Work to complete :: Return every line of the data below that includes the string "name".

Material for this exercise ::
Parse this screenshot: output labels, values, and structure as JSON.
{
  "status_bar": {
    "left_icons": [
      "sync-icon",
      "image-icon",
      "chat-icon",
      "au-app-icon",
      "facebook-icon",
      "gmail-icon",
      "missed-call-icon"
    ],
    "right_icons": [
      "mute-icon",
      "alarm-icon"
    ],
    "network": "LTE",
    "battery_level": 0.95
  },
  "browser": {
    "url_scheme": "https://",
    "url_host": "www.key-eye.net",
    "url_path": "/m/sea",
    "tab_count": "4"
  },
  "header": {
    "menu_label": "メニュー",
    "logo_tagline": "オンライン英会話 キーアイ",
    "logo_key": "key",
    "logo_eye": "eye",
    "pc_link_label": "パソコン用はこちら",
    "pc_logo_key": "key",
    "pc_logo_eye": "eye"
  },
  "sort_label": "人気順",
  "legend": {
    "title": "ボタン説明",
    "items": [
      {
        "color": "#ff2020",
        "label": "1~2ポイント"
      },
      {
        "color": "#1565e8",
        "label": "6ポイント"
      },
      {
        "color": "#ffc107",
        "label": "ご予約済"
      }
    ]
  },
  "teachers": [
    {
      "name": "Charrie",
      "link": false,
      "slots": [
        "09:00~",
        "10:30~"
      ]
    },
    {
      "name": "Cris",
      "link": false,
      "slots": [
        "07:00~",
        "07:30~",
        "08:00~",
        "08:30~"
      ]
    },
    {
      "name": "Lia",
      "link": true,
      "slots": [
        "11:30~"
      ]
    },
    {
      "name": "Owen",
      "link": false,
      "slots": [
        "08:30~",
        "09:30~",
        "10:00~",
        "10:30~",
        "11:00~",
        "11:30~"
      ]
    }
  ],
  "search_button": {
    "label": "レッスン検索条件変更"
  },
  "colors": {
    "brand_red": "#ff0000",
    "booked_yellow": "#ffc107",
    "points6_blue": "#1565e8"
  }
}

Solution for this task ::
      "name": "Charrie",
      "name": "Cris",
      "name": "Lia",
      "name": "Owen",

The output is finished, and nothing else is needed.